• What you are asked to do
Scan the data beneath this task and copy each line that includes "norm".

########################################

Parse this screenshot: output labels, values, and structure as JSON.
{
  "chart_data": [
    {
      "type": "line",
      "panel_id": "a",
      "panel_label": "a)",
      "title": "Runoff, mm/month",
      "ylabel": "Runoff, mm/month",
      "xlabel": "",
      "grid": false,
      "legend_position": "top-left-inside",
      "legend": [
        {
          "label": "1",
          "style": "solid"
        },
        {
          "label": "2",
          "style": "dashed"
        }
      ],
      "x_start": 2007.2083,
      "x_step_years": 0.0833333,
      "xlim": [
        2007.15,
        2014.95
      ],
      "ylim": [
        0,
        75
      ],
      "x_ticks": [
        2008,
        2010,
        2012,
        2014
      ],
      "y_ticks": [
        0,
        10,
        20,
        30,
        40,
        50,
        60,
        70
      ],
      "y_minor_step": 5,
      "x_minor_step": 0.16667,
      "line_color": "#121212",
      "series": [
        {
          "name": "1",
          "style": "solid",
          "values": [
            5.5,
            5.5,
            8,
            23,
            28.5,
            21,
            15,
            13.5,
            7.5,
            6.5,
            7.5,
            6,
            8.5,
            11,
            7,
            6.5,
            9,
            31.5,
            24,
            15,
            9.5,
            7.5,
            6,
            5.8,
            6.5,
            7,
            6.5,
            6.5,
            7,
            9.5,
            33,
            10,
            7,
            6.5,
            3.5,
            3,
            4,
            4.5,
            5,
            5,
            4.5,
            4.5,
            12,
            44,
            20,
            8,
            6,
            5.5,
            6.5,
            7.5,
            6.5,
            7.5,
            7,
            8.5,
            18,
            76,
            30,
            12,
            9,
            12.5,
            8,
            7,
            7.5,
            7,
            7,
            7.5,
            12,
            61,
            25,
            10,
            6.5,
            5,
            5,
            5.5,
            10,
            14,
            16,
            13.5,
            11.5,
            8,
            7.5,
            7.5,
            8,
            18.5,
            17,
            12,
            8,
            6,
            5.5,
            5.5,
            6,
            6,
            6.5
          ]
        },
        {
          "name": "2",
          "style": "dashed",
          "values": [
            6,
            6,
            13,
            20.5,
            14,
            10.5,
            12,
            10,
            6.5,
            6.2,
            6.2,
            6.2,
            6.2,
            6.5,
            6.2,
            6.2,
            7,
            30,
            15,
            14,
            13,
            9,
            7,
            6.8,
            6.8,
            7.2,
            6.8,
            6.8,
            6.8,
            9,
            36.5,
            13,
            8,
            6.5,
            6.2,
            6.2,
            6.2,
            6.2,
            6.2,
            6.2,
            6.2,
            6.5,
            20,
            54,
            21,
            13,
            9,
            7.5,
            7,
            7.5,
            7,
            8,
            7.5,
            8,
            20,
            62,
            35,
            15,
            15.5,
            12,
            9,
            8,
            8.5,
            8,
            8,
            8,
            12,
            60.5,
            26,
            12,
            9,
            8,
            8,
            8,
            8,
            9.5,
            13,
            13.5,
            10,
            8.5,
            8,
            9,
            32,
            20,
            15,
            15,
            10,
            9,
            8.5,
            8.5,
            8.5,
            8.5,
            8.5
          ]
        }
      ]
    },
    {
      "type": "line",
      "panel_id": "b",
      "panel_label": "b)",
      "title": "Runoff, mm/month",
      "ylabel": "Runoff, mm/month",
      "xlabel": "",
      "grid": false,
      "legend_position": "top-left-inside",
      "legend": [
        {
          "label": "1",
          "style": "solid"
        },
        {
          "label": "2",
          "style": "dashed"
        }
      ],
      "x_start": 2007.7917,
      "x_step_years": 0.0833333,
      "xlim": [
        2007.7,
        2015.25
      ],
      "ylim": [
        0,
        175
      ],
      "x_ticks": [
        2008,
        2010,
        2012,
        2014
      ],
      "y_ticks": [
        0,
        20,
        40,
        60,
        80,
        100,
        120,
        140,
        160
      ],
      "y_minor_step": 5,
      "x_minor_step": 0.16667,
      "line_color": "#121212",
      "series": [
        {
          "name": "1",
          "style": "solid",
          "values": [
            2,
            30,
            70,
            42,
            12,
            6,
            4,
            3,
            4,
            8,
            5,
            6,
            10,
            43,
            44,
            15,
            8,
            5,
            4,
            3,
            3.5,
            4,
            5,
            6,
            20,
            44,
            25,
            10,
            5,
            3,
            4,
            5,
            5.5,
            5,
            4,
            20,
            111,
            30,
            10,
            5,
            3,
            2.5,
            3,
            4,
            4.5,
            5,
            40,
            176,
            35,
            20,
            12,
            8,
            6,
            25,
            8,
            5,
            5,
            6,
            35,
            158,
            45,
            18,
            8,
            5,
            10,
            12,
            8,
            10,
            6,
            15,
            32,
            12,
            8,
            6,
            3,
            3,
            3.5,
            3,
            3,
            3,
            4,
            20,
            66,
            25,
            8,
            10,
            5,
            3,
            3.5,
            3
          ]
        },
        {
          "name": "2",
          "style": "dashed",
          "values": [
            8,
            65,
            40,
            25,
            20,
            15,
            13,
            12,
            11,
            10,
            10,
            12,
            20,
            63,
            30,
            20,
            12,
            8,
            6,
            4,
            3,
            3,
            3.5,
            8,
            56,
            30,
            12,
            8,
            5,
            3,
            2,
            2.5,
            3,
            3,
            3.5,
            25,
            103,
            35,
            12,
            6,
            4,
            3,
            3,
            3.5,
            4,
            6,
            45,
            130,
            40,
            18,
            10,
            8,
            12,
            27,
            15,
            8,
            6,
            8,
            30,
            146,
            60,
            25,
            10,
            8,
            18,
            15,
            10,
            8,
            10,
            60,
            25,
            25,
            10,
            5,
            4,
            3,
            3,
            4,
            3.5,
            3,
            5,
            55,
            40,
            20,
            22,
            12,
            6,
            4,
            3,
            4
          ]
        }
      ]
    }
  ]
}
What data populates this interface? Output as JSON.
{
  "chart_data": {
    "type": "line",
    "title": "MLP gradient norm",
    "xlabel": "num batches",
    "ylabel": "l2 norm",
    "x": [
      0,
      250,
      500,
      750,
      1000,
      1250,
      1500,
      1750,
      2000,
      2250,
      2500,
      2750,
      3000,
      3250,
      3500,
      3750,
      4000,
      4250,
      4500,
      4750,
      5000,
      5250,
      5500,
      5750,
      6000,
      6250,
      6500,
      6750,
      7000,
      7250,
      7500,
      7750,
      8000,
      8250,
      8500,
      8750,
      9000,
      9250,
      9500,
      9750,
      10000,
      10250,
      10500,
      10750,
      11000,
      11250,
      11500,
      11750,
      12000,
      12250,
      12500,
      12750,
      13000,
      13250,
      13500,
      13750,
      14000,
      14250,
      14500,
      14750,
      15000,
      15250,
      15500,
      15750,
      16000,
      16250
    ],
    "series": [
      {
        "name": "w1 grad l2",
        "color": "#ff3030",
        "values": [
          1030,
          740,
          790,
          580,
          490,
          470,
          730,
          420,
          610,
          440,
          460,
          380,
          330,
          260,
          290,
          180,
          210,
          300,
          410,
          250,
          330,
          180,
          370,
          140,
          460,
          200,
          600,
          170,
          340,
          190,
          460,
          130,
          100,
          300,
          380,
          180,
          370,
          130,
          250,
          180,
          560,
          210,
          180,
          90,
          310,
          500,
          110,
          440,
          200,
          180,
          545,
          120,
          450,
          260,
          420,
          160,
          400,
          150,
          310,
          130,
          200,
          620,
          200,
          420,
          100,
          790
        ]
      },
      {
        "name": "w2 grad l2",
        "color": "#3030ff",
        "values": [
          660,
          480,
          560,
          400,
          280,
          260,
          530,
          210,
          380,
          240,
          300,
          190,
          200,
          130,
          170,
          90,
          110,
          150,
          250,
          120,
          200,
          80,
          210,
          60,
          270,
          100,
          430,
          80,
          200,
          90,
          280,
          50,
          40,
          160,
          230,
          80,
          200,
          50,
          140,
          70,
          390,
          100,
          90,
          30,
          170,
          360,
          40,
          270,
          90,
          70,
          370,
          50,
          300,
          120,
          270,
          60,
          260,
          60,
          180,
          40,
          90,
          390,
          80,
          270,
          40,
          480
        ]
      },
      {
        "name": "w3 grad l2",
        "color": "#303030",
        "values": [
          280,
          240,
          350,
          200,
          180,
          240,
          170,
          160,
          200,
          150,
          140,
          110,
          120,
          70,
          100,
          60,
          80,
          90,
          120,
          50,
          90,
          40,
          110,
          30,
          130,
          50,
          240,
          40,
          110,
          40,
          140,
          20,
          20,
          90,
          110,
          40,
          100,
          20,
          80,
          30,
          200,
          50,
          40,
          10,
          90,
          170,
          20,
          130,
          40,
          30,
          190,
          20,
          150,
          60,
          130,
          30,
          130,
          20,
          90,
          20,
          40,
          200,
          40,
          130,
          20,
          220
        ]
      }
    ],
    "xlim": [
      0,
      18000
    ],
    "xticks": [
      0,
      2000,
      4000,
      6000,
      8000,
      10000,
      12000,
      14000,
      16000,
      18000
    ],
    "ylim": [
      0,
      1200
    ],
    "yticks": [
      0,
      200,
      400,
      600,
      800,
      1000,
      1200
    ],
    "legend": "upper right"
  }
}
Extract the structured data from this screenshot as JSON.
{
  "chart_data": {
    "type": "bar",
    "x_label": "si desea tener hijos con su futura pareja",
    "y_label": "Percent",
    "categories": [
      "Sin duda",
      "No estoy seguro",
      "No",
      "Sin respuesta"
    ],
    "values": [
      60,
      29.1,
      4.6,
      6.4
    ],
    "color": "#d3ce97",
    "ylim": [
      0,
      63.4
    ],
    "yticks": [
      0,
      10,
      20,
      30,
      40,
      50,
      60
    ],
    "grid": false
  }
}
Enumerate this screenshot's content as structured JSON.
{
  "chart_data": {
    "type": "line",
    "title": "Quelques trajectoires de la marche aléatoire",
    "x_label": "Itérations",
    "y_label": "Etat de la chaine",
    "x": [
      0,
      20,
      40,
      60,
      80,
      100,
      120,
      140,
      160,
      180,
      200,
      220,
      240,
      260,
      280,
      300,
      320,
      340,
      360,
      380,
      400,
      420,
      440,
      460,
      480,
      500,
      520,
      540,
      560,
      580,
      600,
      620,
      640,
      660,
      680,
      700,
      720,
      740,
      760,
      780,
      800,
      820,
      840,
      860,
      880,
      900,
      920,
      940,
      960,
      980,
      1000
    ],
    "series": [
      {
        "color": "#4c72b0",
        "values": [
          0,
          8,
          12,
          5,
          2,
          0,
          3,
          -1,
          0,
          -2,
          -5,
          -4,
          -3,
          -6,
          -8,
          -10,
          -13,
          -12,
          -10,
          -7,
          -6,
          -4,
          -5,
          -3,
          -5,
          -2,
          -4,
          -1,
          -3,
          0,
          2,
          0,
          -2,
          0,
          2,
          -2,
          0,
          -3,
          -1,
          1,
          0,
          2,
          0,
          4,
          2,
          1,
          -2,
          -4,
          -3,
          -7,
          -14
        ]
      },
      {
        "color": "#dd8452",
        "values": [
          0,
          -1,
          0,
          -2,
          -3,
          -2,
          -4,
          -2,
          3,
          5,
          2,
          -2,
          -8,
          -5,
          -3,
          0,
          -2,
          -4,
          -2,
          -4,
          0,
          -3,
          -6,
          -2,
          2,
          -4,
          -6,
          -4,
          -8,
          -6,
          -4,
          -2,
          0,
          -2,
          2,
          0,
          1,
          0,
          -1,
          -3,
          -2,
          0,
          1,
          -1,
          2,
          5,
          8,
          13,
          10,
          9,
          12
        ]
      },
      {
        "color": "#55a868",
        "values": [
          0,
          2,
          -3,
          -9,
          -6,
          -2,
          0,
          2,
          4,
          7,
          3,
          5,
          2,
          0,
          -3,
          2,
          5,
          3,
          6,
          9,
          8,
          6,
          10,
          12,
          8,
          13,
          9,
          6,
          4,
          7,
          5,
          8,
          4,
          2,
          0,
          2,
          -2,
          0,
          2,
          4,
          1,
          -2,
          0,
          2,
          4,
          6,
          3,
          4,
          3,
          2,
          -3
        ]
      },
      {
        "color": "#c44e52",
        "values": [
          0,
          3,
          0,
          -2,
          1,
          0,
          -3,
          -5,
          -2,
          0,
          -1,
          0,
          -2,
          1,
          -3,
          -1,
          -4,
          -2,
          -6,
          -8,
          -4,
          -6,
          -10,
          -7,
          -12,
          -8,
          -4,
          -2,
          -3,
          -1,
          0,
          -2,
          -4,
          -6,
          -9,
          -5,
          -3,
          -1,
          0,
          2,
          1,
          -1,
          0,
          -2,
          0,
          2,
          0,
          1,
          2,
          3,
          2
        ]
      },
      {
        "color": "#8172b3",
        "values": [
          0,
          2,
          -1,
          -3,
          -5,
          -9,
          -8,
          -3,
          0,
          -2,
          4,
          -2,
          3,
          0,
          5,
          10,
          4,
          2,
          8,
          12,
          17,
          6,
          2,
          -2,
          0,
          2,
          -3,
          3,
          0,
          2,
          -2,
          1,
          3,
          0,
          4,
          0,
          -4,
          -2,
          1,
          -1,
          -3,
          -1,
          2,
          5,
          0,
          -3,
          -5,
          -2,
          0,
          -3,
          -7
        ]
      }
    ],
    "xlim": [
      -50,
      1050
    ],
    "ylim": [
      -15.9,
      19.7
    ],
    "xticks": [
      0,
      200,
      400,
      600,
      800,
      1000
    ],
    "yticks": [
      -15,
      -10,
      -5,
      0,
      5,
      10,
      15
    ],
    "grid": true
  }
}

########################################

• Exercise answer
    "title": "MLP gradient norm",
    "ylabel": "l2 norm",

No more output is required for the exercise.